▶ Text block:
Picture of a movie: Nickelodeon
movies

Nickelodeon

1976
1911. Chicago lawyer Leo Harrigan and Florida proverbial snake-oil salesman Tom "Buck" Greenway, neither particularly committed and thus good at their respective jobs, accidentally get involved in the moving picture making business - one, two, three and four reelers shown at nickelodeons - Leo initially as a scenarist turned scenarist/director/editor and Buck as an action actor, despite neither initially knowing anything about their jobs and Buck in addition not knowing how to ride a horse and being afraid of heights, both things which he is asked to deal with in front of the camera. They both get into the business working for independent producer H.H. Cobb at a time when the big moving picture companies formed the Patents Company, using heavy handed tactics to prevent small companies, like Cobb's Kinegraph, from being able to make pictures by denying use of cameras under supposed patent. Via different routes, Leo and Buck initially meet at one of Cobb's secret sets located in the backwater frontier railroad stop of Cugamonga, California, so chosen to hide from the Patent Company. Leo and Buck's relationship becomes even more complicated as they both fall in love at first sight with Kathleen Cooke, an extremely nearsighted and klutzy Chautauqua girl on a national tour, she who also literally stumbles onto the Cugamonga set. Their personal and professional lives are presented over a four year period, those lives which are not only affected by the on-going battle with the Patents Company, and Leo and Buck's love for Kathleen, but their own growth within the business, the struggle for artistic control, and the changing face of the business which hits a milestone in 1915.

▶ Task requirements: How would you render this sentence from the Nickelodeon synopsis in Spanish: "Via different routes, Leo and Buck initially meet at one of Cobb's secret sets located in the backwater frontier railroad stop of Cugamonga, California, so chosen to hide from the Patent Company."

▶ Records:
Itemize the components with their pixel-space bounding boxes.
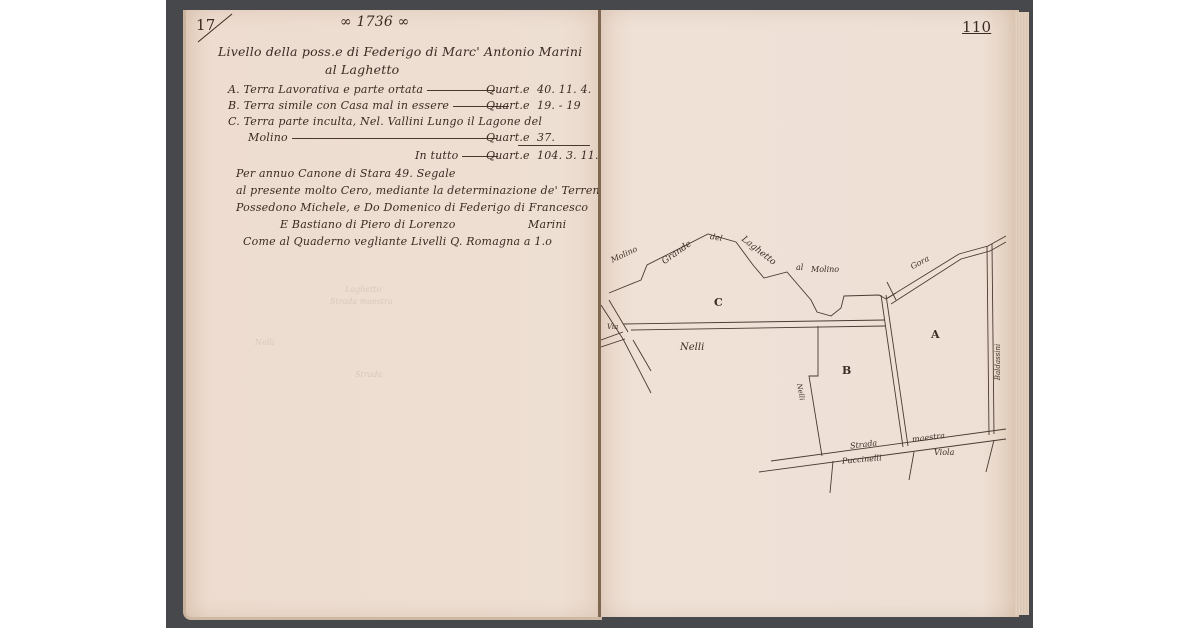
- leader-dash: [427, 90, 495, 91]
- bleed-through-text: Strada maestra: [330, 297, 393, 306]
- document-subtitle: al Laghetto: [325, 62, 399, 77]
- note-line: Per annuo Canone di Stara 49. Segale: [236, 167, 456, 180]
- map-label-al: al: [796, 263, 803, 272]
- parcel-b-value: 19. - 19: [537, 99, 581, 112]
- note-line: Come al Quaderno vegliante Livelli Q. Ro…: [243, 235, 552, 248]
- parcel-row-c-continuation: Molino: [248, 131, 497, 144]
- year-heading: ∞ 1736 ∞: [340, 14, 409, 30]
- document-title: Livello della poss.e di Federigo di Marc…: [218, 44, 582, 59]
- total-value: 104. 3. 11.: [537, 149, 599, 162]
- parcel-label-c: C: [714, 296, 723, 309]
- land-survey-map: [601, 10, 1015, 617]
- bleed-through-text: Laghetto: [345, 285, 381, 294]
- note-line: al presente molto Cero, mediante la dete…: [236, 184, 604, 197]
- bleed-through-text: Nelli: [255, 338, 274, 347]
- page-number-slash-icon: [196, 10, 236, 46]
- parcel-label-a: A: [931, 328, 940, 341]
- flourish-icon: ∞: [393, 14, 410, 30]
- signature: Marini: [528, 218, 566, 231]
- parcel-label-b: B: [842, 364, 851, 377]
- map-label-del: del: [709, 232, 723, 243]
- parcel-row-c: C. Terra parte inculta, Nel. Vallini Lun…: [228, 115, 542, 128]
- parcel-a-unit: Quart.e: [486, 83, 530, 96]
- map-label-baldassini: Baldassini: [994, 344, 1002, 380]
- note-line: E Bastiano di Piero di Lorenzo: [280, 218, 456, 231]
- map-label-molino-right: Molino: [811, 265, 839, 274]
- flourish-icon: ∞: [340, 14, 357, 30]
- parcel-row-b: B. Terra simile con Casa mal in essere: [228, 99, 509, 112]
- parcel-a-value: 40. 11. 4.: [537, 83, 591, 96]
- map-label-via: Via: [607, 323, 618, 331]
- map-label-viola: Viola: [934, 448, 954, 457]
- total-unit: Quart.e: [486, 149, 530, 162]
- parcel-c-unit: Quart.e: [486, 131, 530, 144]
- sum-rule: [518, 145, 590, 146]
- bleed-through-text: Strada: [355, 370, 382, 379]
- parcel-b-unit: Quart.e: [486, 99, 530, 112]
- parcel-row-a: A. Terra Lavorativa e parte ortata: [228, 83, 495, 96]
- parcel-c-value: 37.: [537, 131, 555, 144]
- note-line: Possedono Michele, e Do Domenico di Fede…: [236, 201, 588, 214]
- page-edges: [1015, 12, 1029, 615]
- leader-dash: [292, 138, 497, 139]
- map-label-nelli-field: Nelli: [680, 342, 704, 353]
==
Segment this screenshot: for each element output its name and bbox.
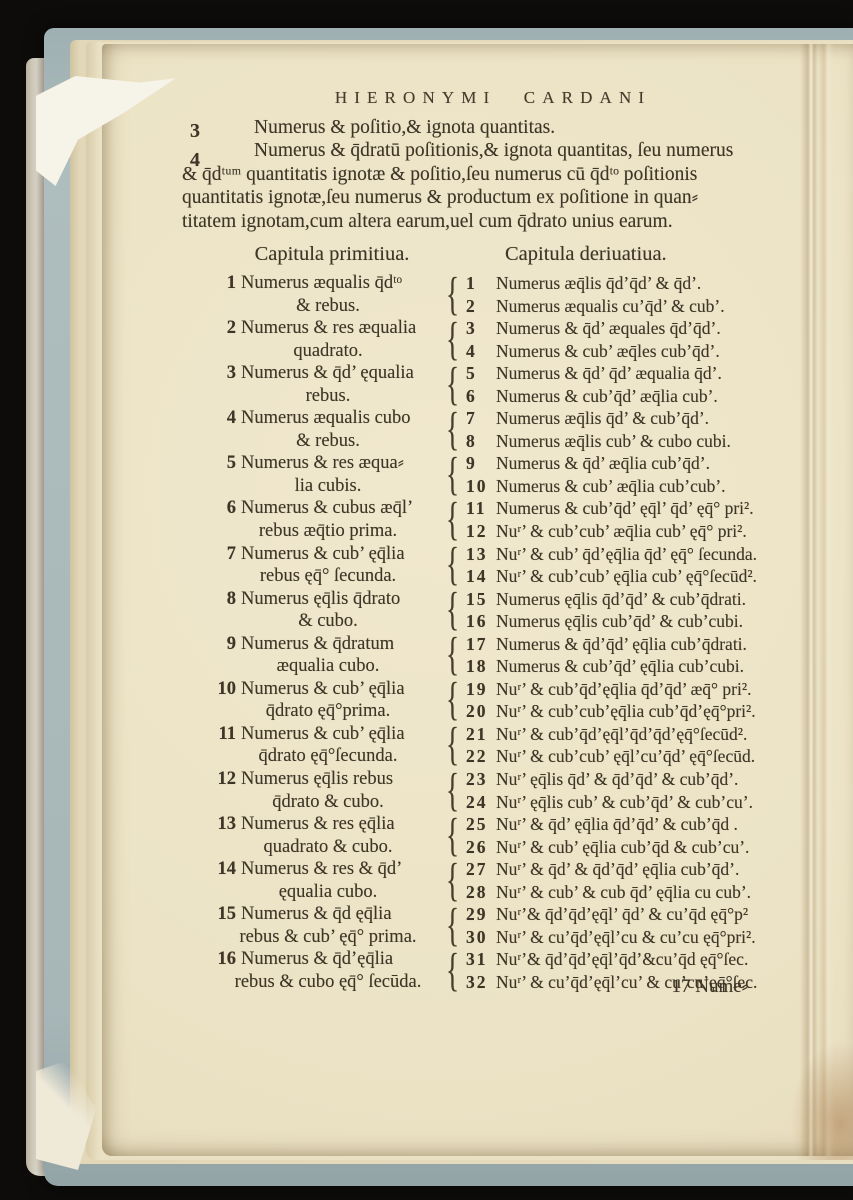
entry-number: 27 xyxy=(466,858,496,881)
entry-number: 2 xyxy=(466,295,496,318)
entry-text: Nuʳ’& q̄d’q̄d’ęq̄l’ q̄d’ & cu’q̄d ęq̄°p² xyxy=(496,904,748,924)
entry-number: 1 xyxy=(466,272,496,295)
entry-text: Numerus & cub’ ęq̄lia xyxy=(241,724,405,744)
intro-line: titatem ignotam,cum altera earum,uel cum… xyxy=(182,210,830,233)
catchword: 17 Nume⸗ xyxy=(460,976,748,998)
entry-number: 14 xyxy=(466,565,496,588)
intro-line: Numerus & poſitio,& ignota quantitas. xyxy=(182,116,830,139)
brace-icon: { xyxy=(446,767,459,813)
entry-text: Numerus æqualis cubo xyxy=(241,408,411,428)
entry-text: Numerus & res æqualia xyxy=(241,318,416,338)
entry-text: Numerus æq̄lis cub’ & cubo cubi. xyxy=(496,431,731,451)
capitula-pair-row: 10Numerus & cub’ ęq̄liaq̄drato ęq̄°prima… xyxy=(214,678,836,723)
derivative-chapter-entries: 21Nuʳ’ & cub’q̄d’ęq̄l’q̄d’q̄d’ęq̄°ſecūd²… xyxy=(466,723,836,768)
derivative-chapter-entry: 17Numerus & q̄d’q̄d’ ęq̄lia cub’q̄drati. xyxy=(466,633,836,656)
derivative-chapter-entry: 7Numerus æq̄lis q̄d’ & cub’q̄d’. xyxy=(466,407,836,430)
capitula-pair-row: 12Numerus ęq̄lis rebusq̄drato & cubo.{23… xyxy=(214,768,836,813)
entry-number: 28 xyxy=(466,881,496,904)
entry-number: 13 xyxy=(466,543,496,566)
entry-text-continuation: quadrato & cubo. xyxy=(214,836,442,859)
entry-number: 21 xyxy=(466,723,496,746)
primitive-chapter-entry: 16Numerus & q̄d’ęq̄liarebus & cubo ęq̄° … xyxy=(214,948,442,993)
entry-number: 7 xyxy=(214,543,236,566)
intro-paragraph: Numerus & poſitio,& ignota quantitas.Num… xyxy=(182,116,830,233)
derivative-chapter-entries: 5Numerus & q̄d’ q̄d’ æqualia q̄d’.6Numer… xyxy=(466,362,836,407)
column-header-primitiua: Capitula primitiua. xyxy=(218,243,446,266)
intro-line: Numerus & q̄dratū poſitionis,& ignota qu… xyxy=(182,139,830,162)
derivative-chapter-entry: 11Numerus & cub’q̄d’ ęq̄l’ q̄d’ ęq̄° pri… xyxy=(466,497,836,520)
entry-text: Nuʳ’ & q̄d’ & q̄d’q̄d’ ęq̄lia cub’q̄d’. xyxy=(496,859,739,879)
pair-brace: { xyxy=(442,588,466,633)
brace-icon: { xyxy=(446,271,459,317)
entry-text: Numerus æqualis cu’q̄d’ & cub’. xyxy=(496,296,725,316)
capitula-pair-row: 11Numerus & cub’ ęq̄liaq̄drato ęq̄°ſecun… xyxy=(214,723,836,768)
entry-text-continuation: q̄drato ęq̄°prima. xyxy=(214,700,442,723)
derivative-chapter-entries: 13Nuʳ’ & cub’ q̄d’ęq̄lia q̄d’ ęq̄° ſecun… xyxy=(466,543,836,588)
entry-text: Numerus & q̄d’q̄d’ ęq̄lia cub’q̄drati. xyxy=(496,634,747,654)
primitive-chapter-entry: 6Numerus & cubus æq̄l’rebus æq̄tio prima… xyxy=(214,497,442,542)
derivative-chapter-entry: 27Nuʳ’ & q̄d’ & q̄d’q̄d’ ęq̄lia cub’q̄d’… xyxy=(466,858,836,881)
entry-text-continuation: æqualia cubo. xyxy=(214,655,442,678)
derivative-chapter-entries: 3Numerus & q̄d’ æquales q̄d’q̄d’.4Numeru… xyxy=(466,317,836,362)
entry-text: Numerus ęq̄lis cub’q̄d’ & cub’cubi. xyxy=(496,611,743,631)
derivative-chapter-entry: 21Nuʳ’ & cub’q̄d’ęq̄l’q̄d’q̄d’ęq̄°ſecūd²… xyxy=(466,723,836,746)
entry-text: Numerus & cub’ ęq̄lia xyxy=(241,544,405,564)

▶ Output below: Por caminos distintos, Leo y Buck se conocen inicialmente en uno de los platós secretos de Cobb, situado en la remota parada ferroviaria fronteriza de Cugamonga, California, elegida así para esconderse de la Patent Company.